§ Your objective
Reproduce every one of the following items verbatim, line for line, with no changes.
BEGIN Data supplied
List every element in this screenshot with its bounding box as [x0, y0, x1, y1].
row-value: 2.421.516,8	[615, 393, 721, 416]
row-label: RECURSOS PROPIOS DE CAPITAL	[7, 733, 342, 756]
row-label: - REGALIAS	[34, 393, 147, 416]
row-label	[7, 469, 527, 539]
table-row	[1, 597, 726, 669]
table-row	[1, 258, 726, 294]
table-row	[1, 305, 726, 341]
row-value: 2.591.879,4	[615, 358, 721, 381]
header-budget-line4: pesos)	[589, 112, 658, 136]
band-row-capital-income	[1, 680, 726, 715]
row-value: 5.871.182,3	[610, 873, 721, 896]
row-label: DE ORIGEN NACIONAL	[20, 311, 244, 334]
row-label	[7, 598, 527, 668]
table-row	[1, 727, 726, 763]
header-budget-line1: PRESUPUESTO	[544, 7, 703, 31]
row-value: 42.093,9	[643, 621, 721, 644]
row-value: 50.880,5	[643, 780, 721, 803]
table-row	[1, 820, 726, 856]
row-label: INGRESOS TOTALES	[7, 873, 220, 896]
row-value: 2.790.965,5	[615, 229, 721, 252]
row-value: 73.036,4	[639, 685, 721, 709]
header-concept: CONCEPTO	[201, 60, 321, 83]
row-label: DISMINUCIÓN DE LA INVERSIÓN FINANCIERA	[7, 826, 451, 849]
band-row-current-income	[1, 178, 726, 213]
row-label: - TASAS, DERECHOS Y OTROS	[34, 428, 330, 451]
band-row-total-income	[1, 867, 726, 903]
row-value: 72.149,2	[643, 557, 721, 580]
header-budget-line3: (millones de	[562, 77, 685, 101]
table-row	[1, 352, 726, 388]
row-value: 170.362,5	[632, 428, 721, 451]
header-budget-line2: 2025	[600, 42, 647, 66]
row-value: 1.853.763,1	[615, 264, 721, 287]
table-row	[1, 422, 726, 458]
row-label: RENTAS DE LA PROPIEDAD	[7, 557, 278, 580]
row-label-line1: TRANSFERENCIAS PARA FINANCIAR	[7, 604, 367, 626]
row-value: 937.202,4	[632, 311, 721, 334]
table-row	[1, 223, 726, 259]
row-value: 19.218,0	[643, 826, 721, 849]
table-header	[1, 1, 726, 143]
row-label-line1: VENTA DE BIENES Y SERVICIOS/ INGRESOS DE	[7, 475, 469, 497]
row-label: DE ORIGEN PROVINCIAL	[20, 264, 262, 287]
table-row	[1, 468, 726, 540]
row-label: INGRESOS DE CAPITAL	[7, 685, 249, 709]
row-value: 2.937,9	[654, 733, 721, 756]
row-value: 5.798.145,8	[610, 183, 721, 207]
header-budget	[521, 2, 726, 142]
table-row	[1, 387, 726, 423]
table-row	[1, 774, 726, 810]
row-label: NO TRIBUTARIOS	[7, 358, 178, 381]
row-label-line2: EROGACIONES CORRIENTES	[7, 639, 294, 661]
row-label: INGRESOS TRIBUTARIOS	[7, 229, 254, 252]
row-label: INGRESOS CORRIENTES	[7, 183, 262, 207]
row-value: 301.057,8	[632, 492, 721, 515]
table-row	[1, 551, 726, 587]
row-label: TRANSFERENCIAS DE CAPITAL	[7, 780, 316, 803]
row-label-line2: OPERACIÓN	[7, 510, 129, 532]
END Data supplied
§ Worked solution
List every element in this screenshot with its bounding box as [x0, y0, x1, y1].
row-value: 2.421.516,8	[615, 393, 721, 416]
row-label: RECURSOS PROPIOS DE CAPITAL	[7, 733, 342, 756]
row-label: - REGALIAS	[34, 393, 147, 416]
row-label	[7, 469, 527, 539]
table-row	[1, 597, 726, 669]
table-row	[1, 258, 726, 294]
table-row	[1, 305, 726, 341]
row-value: 2.591.879,4	[615, 358, 721, 381]
header-budget-line4: pesos)	[589, 112, 658, 136]
band-row-capital-income	[1, 680, 726, 715]
row-value: 5.871.182,3	[610, 873, 721, 896]
row-label: DE ORIGEN NACIONAL	[20, 311, 244, 334]
row-label	[7, 598, 527, 668]
table-row	[1, 727, 726, 763]
header-budget-line1: PRESUPUESTO	[544, 7, 703, 31]
row-value: 42.093,9	[643, 621, 721, 644]
row-value: 50.880,5	[643, 780, 721, 803]
table-row	[1, 820, 726, 856]
row-label: INGRESOS TOTALES	[7, 873, 220, 896]
row-value: 2.790.965,5	[615, 229, 721, 252]
row-value: 73.036,4	[639, 685, 721, 709]
header-concept: CONCEPTO	[201, 60, 321, 83]
row-label: DISMINUCIÓN DE LA INVERSIÓN FINANCIERA	[7, 826, 451, 849]
band-row-current-income	[1, 178, 726, 213]
row-label: - TASAS, DERECHOS Y OTROS	[34, 428, 330, 451]
band-row-total-income	[1, 867, 726, 903]
row-value: 72.149,2	[643, 557, 721, 580]
header-budget-line3: (millones de	[562, 77, 685, 101]
table-row	[1, 352, 726, 388]
row-value: 170.362,5	[632, 428, 721, 451]
header-budget-line2: 2025	[600, 42, 647, 66]
row-value: 1.853.763,1	[615, 264, 721, 287]
table-row	[1, 422, 726, 458]
row-label: RENTAS DE LA PROPIEDAD	[7, 557, 278, 580]
row-label-line1: TRANSFERENCIAS PARA FINANCIAR	[7, 604, 367, 626]
row-value: 937.202,4	[632, 311, 721, 334]
table-row	[1, 223, 726, 259]
row-value: 19.218,0	[643, 826, 721, 849]
table-header	[1, 1, 726, 143]
row-label-line1: VENTA DE BIENES Y SERVICIOS/ INGRESOS DE	[7, 475, 469, 497]
row-label: DE ORIGEN PROVINCIAL	[20, 264, 262, 287]
table-row	[1, 468, 726, 540]
row-label: INGRESOS DE CAPITAL	[7, 685, 249, 709]
row-value: 2.937,9	[654, 733, 721, 756]
row-value: 5.798.145,8	[610, 183, 721, 207]
header-budget	[521, 2, 726, 142]
table-row	[1, 387, 726, 423]
table-row	[1, 774, 726, 810]
row-label: NO TRIBUTARIOS	[7, 358, 178, 381]
row-label-line2: EROGACIONES CORRIENTES	[7, 639, 294, 661]
row-label: INGRESOS TRIBUTARIOS	[7, 229, 254, 252]
row-label: INGRESOS CORRIENTES	[7, 183, 262, 207]
row-value: 301.057,8	[632, 492, 721, 515]
table-row	[1, 551, 726, 587]
row-label: TRANSFERENCIAS DE CAPITAL	[7, 780, 316, 803]
row-label-line2: OPERACIÓN	[7, 510, 129, 532]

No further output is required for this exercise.